> [What is expected]: Transcribe the records below exactly.

> [Working data]:
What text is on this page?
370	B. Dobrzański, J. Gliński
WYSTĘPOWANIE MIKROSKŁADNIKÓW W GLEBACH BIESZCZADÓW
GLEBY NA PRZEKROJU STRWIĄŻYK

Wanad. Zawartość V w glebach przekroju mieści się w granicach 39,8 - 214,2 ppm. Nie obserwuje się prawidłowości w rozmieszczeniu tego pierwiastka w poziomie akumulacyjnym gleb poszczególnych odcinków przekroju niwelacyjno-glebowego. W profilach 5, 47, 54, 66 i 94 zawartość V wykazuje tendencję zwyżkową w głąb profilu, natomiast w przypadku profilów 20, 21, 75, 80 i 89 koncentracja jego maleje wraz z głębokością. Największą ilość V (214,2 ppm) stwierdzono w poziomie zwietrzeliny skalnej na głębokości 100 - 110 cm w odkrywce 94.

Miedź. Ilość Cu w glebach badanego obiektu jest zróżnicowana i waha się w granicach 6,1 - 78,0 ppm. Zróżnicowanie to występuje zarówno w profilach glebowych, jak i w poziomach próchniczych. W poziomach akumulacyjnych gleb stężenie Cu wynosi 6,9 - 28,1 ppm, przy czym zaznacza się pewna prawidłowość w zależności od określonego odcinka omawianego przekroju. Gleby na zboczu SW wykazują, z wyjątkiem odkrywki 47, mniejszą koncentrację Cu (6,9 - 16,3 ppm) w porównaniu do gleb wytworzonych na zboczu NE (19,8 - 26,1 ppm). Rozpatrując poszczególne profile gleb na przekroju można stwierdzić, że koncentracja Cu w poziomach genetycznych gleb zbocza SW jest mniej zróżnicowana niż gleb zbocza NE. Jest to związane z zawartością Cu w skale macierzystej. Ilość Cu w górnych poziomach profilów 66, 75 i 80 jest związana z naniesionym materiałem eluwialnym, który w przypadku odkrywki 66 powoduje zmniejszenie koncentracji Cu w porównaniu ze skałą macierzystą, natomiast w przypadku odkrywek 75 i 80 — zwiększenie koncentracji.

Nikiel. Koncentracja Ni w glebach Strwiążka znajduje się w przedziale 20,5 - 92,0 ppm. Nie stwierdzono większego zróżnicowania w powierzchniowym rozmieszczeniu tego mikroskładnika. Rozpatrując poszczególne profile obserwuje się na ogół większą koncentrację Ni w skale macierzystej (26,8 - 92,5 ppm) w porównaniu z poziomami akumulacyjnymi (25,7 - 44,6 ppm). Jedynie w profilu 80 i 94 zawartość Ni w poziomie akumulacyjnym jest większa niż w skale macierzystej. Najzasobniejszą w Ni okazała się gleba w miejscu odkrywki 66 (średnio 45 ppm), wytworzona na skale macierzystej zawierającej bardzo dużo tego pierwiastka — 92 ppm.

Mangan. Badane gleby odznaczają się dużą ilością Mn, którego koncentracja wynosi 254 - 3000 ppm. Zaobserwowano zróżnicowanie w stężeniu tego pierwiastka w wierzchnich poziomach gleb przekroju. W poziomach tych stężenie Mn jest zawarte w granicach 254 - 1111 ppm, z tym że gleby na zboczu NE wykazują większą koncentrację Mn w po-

> [Exercise answer]:
What text is on this page?
370	B. Dobrzański, J. Gliński
WYSTĘPOWANIE MIKROSKŁADNIKÓW W GLEBACH BIESZCZADÓW
GLEBY NA PRZEKROJU STRWIĄŻYK

Wanad. Zawartość V w glebach przekroju mieści się w granicach 39,8 - 214,2 ppm. Nie obserwuje się prawidłowości w rozmieszczeniu tego pierwiastka w poziomie akumulacyjnym gleb poszczególnych odcinków przekroju niwelacyjno-glebowego. W profilach 5, 47, 54, 66 i 94 zawartość V wykazuje tendencję zwyżkową w głąb profilu, natomiast w przypadku profilów 20, 21, 75, 80 i 89 koncentracja jego maleje wraz z głębokością. Największą ilość V (214,2 ppm) stwierdzono w poziomie zwietrzeliny skalnej na głębokości 100 - 110 cm w odkrywce 94.

Miedź. Ilość Cu w glebach badanego obiektu jest zróżnicowana i waha się w granicach 6,1 - 78,0 ppm. Zróżnicowanie to występuje zarówno w profilach glebowych, jak i w poziomach próchniczych. W poziomach akumulacyjnych gleb stężenie Cu wynosi 6,9 - 28,1 ppm, przy czym zaznacza się pewna prawidłowość w zależności od określonego odcinka omawianego przekroju. Gleby na zboczu SW wykazują, z wyjątkiem odkrywki 47, mniejszą koncentrację Cu (6,9 - 16,3 ppm) w porównaniu do gleb wytworzonych na zboczu NE (19,8 - 26,1 ppm). Rozpatrując poszczególne profile gleb na przekroju można stwierdzić, że koncentracja Cu w poziomach genetycznych gleb zbocza SW jest mniej zróżnicowana niż gleb zbocza NE. Jest to związane z zawartością Cu w skale macierzystej. Ilość Cu w górnych poziomach profilów 66, 75 i 80 jest związana z naniesionym materiałem eluwialnym, który w przypadku odkrywki 66 powoduje zmniejszenie koncentracji Cu w porównaniu ze skałą macierzystą, natomiast w przypadku odkrywek 75 i 80 — zwiększenie koncentracji.

Nikiel. Koncentracja Ni w glebach Strwiążka znajduje się w przedziale 20,5 - 92,0 ppm. Nie stwierdzono większego zróżnicowania w powierzchniowym rozmieszczeniu tego mikroskładnika. Rozpatrując poszczególne profile obserwuje się na ogół większą koncentrację Ni w skale macierzystej (26,8 - 92,5 ppm) w porównaniu z poziomami akumulacyjnymi (25,7 - 44,6 ppm). Jedynie w profilu 80 i 94 zawartość Ni w poziomie akumulacyjnym jest większa niż w skale macierzystej. Najzasobniejszą w Ni okazała się gleba w miejscu odkrywki 66 (średnio 45 ppm), wytworzona na skale macierzystej zawierającej bardzo dużo tego pierwiastka — 92 ppm.

Mangan. Badane gleby odznaczają się dużą ilością Mn, którego koncentracja wynosi 254 - 3000 ppm. Zaobserwowano zróżnicowanie w stężeniu tego pierwiastka w wierzchnich poziomach gleb przekroju. W poziomach tych stężenie Mn jest zawarte w granicach 254 - 1111 ppm, z tym że gleby na zboczu NE wykazują większą koncentrację Mn w po-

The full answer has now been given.